--- Records supplied ---
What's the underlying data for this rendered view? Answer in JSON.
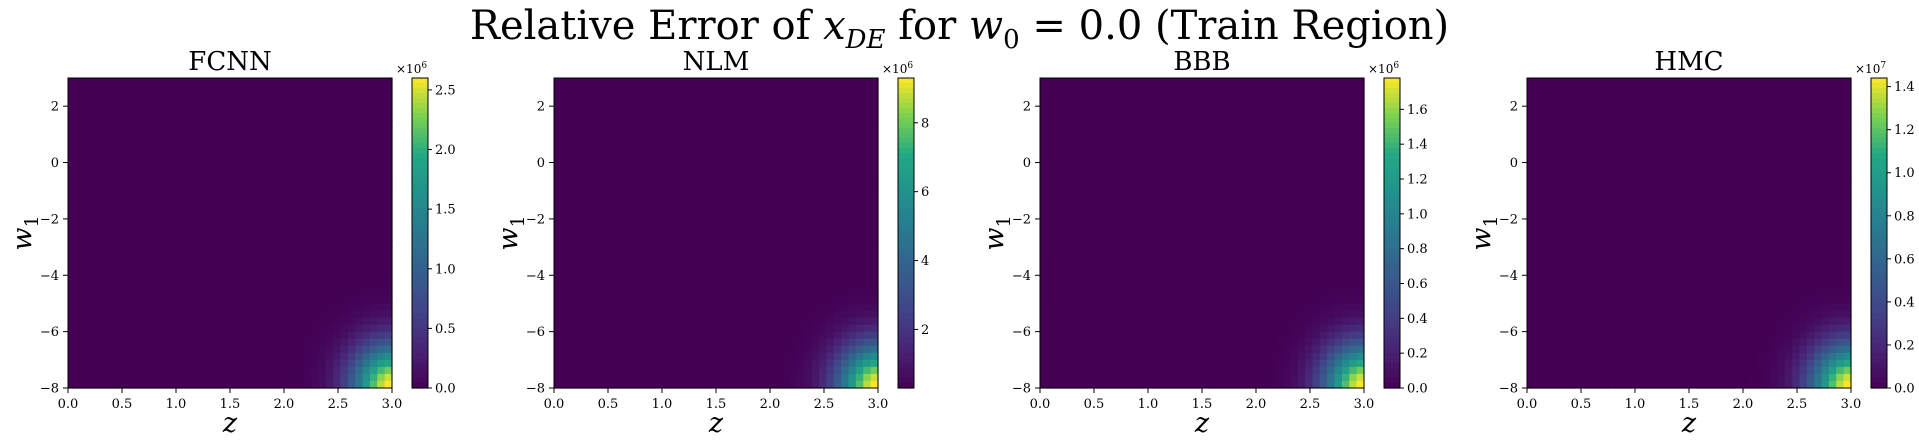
{
  "figure": {
    "title_prefix": "Relative Error of ",
    "title_var": "x",
    "title_var_sub": "DE",
    "title_mid": " for ",
    "title_param": "w",
    "title_param_sub": "0",
    "title_suffix": " = 0.0 (Train Region)"
  },
  "chart_data": [
    {
      "type": "heatmap",
      "title": "FCNN",
      "xlabel": "z",
      "ylabel": "w",
      "ylabel_sub": "1",
      "xlim": [
        0.0,
        3.0
      ],
      "ylim": [
        -8,
        3
      ],
      "xticks": [
        "0.0",
        "0.5",
        "1.0",
        "1.5",
        "2.0",
        "2.5",
        "3.0"
      ],
      "yticks": [
        "2",
        "0",
        "−2",
        "−4",
        "−6",
        "−8"
      ],
      "colormap": "viridis",
      "colorbar": {
        "range": [
          0.0,
          2.6
        ],
        "ticks": [
          "0.0",
          "0.5",
          "1.0",
          "1.5",
          "2.0",
          "2.5"
        ],
        "multiplier": "×10",
        "multiplier_exp": "6"
      },
      "hotspot": "z = 3.0, w1 = −8 (bottom-right corner)"
    },
    {
      "type": "heatmap",
      "title": "NLM",
      "xlabel": "z",
      "ylabel": "w",
      "ylabel_sub": "1",
      "xlim": [
        0.0,
        3.0
      ],
      "ylim": [
        -8,
        3
      ],
      "xticks": [
        "0.0",
        "0.5",
        "1.0",
        "1.5",
        "2.0",
        "2.5",
        "3.0"
      ],
      "yticks": [
        "2",
        "0",
        "−2",
        "−4",
        "−6",
        "−8"
      ],
      "colormap": "viridis",
      "colorbar": {
        "range": [
          0.3,
          9.3
        ],
        "ticks": [
          "2",
          "4",
          "6",
          "8"
        ],
        "multiplier": "×10",
        "multiplier_exp": "6"
      },
      "hotspot": "z = 3.0, w1 = −8 (bottom-right corner)"
    },
    {
      "type": "heatmap",
      "title": "BBB",
      "xlabel": "z",
      "ylabel": "w",
      "ylabel_sub": "1",
      "xlim": [
        0.0,
        3.0
      ],
      "ylim": [
        -8,
        3
      ],
      "xticks": [
        "0.0",
        "0.5",
        "1.0",
        "1.5",
        "2.0",
        "2.5",
        "3.0"
      ],
      "yticks": [
        "2",
        "0",
        "−2",
        "−4",
        "−6",
        "−8"
      ],
      "colormap": "viridis",
      "colorbar": {
        "range": [
          0.0,
          1.78
        ],
        "ticks": [
          "0.0",
          "0.2",
          "0.4",
          "0.6",
          "0.8",
          "1.0",
          "1.2",
          "1.4",
          "1.6"
        ],
        "multiplier": "×10",
        "multiplier_exp": "6"
      },
      "hotspot": "z = 3.0, w1 = −8 (bottom-right corner)"
    },
    {
      "type": "heatmap",
      "title": "HMC",
      "xlabel": "z",
      "ylabel": "w",
      "ylabel_sub": "1",
      "xlim": [
        0.0,
        3.0
      ],
      "ylim": [
        -8,
        3
      ],
      "xticks": [
        "0.0",
        "0.5",
        "1.0",
        "1.5",
        "2.0",
        "2.5",
        "3.0"
      ],
      "yticks": [
        "2",
        "0",
        "−2",
        "−4",
        "−6",
        "−8"
      ],
      "colormap": "viridis",
      "colorbar": {
        "range": [
          0.0,
          1.44
        ],
        "ticks": [
          "0.0",
          "0.2",
          "0.4",
          "0.6",
          "0.8",
          "1.0",
          "1.2",
          "1.4"
        ],
        "multiplier": "×10",
        "multiplier_exp": "7"
      },
      "hotspot": "z = 3.0, w1 = −8 (bottom-right corner)"
    }
  ]
}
---
Exercise description:
Leave the pictures out and reproduce all of the records exactly.

Solution to this problem:
What's the underlying data for this rendered view? Answer in JSON.
{
  "figure": {
    "title_prefix": "Relative Error of ",
    "title_var": "x",
    "title_var_sub": "DE",
    "title_mid": " for ",
    "title_param": "w",
    "title_param_sub": "0",
    "title_suffix": " = 0.0 (Train Region)"
  },
  "chart_data": [
    {
      "type": "heatmap",
      "title": "FCNN",
      "xlabel": "z",
      "ylabel": "w",
      "ylabel_sub": "1",
      "xlim": [
        0.0,
        3.0
      ],
      "ylim": [
        -8,
        3
      ],
      "xticks": [
        "0.0",
        "0.5",
        "1.0",
        "1.5",
        "2.0",
        "2.5",
        "3.0"
      ],
      "yticks": [
        "2",
        "0",
        "−2",
        "−4",
        "−6",
        "−8"
      ],
      "colormap": "viridis",
      "colorbar": {
        "range": [
          0.0,
          2.6
        ],
        "ticks": [
          "0.0",
          "0.5",
          "1.0",
          "1.5",
          "2.0",
          "2.5"
        ],
        "multiplier": "×10",
        "multiplier_exp": "6"
      },
      "hotspot": "z = 3.0, w1 = −8 (bottom-right corner)"
    },
    {
      "type": "heatmap",
      "title": "NLM",
      "xlabel": "z",
      "ylabel": "w",
      "ylabel_sub": "1",
      "xlim": [
        0.0,
        3.0
      ],
      "ylim": [
        -8,
        3
      ],
      "xticks": [
        "0.0",
        "0.5",
        "1.0",
        "1.5",
        "2.0",
        "2.5",
        "3.0"
      ],
      "yticks": [
        "2",
        "0",
        "−2",
        "−4",
        "−6",
        "−8"
      ],
      "colormap": "viridis",
      "colorbar": {
        "range": [
          0.3,
          9.3
        ],
        "ticks": [
          "2",
          "4",
          "6",
          "8"
        ],
        "multiplier": "×10",
        "multiplier_exp": "6"
      },
      "hotspot": "z = 3.0, w1 = −8 (bottom-right corner)"
    },
    {
      "type": "heatmap",
      "title": "BBB",
      "xlabel": "z",
      "ylabel": "w",
      "ylabel_sub": "1",
      "xlim": [
        0.0,
        3.0
      ],
      "ylim": [
        -8,
        3
      ],
      "xticks": [
        "0.0",
        "0.5",
        "1.0",
        "1.5",
        "2.0",
        "2.5",
        "3.0"
      ],
      "yticks": [
        "2",
        "0",
        "−2",
        "−4",
        "−6",
        "−8"
      ],
      "colormap": "viridis",
      "colorbar": {
        "range": [
          0.0,
          1.78
        ],
        "ticks": [
          "0.0",
          "0.2",
          "0.4",
          "0.6",
          "0.8",
          "1.0",
          "1.2",
          "1.4",
          "1.6"
        ],
        "multiplier": "×10",
        "multiplier_exp": "6"
      },
      "hotspot": "z = 3.0, w1 = −8 (bottom-right corner)"
    },
    {
      "type": "heatmap",
      "title": "HMC",
      "xlabel": "z",
      "ylabel": "w",
      "ylabel_sub": "1",
      "xlim": [
        0.0,
        3.0
      ],
      "ylim": [
        -8,
        3
      ],
      "xticks": [
        "0.0",
        "0.5",
        "1.0",
        "1.5",
        "2.0",
        "2.5",
        "3.0"
      ],
      "yticks": [
        "2",
        "0",
        "−2",
        "−4",
        "−6",
        "−8"
      ],
      "colormap": "viridis",
      "colorbar": {
        "range": [
          0.0,
          1.44
        ],
        "ticks": [
          "0.0",
          "0.2",
          "0.4",
          "0.6",
          "0.8",
          "1.0",
          "1.2",
          "1.4"
        ],
        "multiplier": "×10",
        "multiplier_exp": "7"
      },
      "hotspot": "z = 3.0, w1 = −8 (bottom-right corner)"
    }
  ]
}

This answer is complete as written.